— Start Recorded information —

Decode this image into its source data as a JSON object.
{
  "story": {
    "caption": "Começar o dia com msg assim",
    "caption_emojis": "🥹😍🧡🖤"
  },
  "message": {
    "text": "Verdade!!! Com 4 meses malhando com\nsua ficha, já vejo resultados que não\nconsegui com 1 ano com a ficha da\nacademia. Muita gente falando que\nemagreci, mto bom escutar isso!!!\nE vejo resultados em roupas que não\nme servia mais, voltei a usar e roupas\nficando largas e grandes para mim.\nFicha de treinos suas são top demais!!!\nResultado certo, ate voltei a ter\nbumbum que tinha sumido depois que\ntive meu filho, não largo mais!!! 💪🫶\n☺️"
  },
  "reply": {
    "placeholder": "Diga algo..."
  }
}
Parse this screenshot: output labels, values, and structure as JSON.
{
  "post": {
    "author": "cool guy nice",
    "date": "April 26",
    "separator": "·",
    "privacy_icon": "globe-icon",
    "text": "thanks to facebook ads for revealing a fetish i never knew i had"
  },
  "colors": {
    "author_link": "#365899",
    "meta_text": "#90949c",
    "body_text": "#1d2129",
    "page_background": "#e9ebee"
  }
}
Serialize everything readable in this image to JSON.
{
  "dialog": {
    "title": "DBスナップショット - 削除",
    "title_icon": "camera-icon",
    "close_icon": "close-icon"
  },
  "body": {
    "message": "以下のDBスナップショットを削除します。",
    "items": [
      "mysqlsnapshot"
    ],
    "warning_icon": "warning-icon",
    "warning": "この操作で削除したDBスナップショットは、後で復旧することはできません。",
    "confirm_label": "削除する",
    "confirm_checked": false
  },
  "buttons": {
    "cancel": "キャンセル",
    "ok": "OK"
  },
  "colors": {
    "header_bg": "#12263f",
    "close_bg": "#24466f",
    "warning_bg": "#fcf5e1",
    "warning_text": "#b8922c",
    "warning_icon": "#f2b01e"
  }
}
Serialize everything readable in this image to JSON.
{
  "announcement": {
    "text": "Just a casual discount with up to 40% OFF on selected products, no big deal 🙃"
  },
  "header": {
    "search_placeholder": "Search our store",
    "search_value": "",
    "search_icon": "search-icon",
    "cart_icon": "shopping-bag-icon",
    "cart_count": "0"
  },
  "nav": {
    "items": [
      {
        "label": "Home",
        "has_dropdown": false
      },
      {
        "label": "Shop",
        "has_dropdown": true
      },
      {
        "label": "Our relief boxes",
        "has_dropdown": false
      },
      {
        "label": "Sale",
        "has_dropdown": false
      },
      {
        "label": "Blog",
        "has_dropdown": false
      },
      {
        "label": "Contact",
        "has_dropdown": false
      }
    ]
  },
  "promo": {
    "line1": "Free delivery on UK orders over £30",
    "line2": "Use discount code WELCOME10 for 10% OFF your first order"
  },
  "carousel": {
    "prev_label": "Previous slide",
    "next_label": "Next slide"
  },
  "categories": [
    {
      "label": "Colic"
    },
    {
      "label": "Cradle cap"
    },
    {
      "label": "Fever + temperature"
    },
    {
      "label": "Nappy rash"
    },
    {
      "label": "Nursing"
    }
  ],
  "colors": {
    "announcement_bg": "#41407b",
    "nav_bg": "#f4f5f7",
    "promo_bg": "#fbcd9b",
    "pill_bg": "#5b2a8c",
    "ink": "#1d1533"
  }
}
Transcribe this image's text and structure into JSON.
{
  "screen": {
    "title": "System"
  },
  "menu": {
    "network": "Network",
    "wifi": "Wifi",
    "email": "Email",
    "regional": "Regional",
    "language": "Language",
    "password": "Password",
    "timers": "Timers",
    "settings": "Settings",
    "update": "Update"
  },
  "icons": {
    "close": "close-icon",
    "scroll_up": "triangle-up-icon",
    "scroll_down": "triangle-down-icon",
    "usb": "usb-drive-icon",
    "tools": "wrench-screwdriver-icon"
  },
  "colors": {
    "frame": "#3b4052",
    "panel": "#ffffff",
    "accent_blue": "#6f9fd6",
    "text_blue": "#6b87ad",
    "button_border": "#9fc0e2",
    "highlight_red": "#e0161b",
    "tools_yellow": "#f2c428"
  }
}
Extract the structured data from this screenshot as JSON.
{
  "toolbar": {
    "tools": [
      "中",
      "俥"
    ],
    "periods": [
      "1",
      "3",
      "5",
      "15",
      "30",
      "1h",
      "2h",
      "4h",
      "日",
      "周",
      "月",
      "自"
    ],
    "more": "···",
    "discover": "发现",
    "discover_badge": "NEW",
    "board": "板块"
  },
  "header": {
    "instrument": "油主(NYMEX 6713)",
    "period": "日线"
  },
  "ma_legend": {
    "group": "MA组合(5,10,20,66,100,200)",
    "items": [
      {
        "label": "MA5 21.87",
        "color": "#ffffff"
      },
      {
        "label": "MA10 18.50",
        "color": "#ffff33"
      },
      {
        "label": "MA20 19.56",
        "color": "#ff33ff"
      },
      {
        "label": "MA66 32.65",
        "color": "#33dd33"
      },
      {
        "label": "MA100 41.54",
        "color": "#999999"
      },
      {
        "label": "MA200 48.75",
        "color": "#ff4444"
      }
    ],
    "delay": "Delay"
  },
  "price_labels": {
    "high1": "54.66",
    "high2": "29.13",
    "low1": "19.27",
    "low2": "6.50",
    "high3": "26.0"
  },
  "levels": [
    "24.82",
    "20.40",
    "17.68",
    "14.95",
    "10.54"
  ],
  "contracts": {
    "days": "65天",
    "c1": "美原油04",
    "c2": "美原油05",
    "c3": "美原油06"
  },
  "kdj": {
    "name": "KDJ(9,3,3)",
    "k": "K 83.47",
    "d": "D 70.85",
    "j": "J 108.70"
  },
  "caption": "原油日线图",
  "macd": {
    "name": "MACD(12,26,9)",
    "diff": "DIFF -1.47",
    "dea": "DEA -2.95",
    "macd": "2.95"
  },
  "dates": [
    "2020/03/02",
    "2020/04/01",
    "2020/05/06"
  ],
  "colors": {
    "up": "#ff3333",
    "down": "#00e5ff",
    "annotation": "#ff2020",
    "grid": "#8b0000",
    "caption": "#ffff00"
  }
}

— End Recorded information —

Prompt: Reproduce the listing above word for word.

Answer to this exercise:
Decode this image into its source data as a JSON object.
{
  "story": {
    "caption": "Começar o dia com msg assim",
    "caption_emojis": "🥹😍🧡🖤"
  },
  "message": {
    "text": "Verdade!!! Com 4 meses malhando com\nsua ficha, já vejo resultados que não\nconsegui com 1 ano com a ficha da\nacademia. Muita gente falando que\nemagreci, mto bom escutar isso!!!\nE vejo resultados em roupas que não\nme servia mais, voltei a usar e roupas\nficando largas e grandes para mim.\nFicha de treinos suas são top demais!!!\nResultado certo, ate voltei a ter\nbumbum que tinha sumido depois que\ntive meu filho, não largo mais!!! 💪🫶\n☺️"
  },
  "reply": {
    "placeholder": "Diga algo..."
  }
}
Parse this screenshot: output labels, values, and structure as JSON.
{
  "post": {
    "author": "cool guy nice",
    "date": "April 26",
    "separator": "·",
    "privacy_icon": "globe-icon",
    "text": "thanks to facebook ads for revealing a fetish i never knew i had"
  },
  "colors": {
    "author_link": "#365899",
    "meta_text": "#90949c",
    "body_text": "#1d2129",
    "page_background": "#e9ebee"
  }
}
Serialize everything readable in this image to JSON.
{
  "dialog": {
    "title": "DBスナップショット - 削除",
    "title_icon": "camera-icon",
    "close_icon": "close-icon"
  },
  "body": {
    "message": "以下のDBスナップショットを削除します。",
    "items": [
      "mysqlsnapshot"
    ],
    "warning_icon": "warning-icon",
    "warning": "この操作で削除したDBスナップショットは、後で復旧することはできません。",
    "confirm_label": "削除する",
    "confirm_checked": false
  },
  "buttons": {
    "cancel": "キャンセル",
    "ok": "OK"
  },
  "colors": {
    "header_bg": "#12263f",
    "close_bg": "#24466f",
    "warning_bg": "#fcf5e1",
    "warning_text": "#b8922c",
    "warning_icon": "#f2b01e"
  }
}
Serialize everything readable in this image to JSON.
{
  "announcement": {
    "text": "Just a casual discount with up to 40% OFF on selected products, no big deal 🙃"
  },
  "header": {
    "search_placeholder": "Search our store",
    "search_value": "",
    "search_icon": "search-icon",
    "cart_icon": "shopping-bag-icon",
    "cart_count": "0"
  },
  "nav": {
    "items": [
      {
        "label": "Home",
        "has_dropdown": false
      },
      {
        "label": "Shop",
        "has_dropdown": true
      },
      {
        "label": "Our relief boxes",
        "has_dropdown": false
      },
      {
        "label": "Sale",
        "has_dropdown": false
      },
      {
        "label": "Blog",
        "has_dropdown": false
      },
      {
        "label": "Contact",
        "has_dropdown": false
      }
    ]
  },
  "promo": {
    "line1": "Free delivery on UK orders over £30",
    "line2": "Use discount code WELCOME10 for 10% OFF your first order"
  },
  "carousel": {
    "prev_label": "Previous slide",
    "next_label": "Next slide"
  },
  "categories": [
    {
      "label": "Colic"
    },
    {
      "label": "Cradle cap"
    },
    {
      "label": "Fever + temperature"
    },
    {
      "label": "Nappy rash"
    },
    {
      "label": "Nursing"
    }
  ],
  "colors": {
    "announcement_bg": "#41407b",
    "nav_bg": "#f4f5f7",
    "promo_bg": "#fbcd9b",
    "pill_bg": "#5b2a8c",
    "ink": "#1d1533"
  }
}
Transcribe this image's text and structure into JSON.
{
  "screen": {
    "title": "System"
  },
  "menu": {
    "network": "Network",
    "wifi": "Wifi",
    "email": "Email",
    "regional": "Regional",
    "language": "Language",
    "password": "Password",
    "timers": "Timers",
    "settings": "Settings",
    "update": "Update"
  },
  "icons": {
    "close": "close-icon",
    "scroll_up": "triangle-up-icon",
    "scroll_down": "triangle-down-icon",
    "usb": "usb-drive-icon",
    "tools": "wrench-screwdriver-icon"
  },
  "colors": {
    "frame": "#3b4052",
    "panel": "#ffffff",
    "accent_blue": "#6f9fd6",
    "text_blue": "#6b87ad",
    "button_border": "#9fc0e2",
    "highlight_red": "#e0161b",
    "tools_yellow": "#f2c428"
  }
}
Extract the structured data from this screenshot as JSON.
{
  "toolbar": {
    "tools": [
      "中",
      "俥"
    ],
    "periods": [
      "1",
      "3",
      "5",
      "15",
      "30",
      "1h",
      "2h",
      "4h",
      "日",
      "周",
      "月",
      "自"
    ],
    "more": "···",
    "discover": "发现",
    "discover_badge": "NEW",
    "board": "板块"
  },
  "header": {
    "instrument": "油主(NYMEX 6713)",
    "period": "日线"
  },
  "ma_legend": {
    "group": "MA组合(5,10,20,66,100,200)",
    "items": [
      {
        "label": "MA5 21.87",
        "color": "#ffffff"
      },
      {
        "label": "MA10 18.50",
        "color": "#ffff33"
      },
      {
        "label": "MA20 19.56",
        "color": "#ff33ff"
      },
      {
        "label": "MA66 32.65",
        "color": "#33dd33"
      },
      {
        "label": "MA100 41.54",
        "color": "#999999"
      },
      {
        "label": "MA200 48.75",
        "color": "#ff4444"
      }
    ],
    "delay": "Delay"
  },
  "price_labels": {
    "high1": "54.66",
    "high2": "29.13",
    "low1": "19.27",
    "low2": "6.50",
    "high3": "26.0"
  },
  "levels": [
    "24.82",
    "20.40",
    "17.68",
    "14.95",
    "10.54"
  ],
  "contracts": {
    "days": "65天",
    "c1": "美原油04",
    "c2": "美原油05",
    "c3": "美原油06"
  },
  "kdj": {
    "name": "KDJ(9,3,3)",
    "k": "K 83.47",
    "d": "D 70.85",
    "j": "J 108.70"
  },
  "caption": "原油日线图",
  "macd": {
    "name": "MACD(12,26,9)",
    "diff": "DIFF -1.47",
    "dea": "DEA -2.95",
    "macd": "2.95"
  },
  "dates": [
    "2020/03/02",
    "2020/04/01",
    "2020/05/06"
  ],
  "colors": {
    "up": "#ff3333",
    "down": "#00e5ff",
    "annotation": "#ff2020",
    "grid": "#8b0000",
    "caption": "#ffff00"
  }
}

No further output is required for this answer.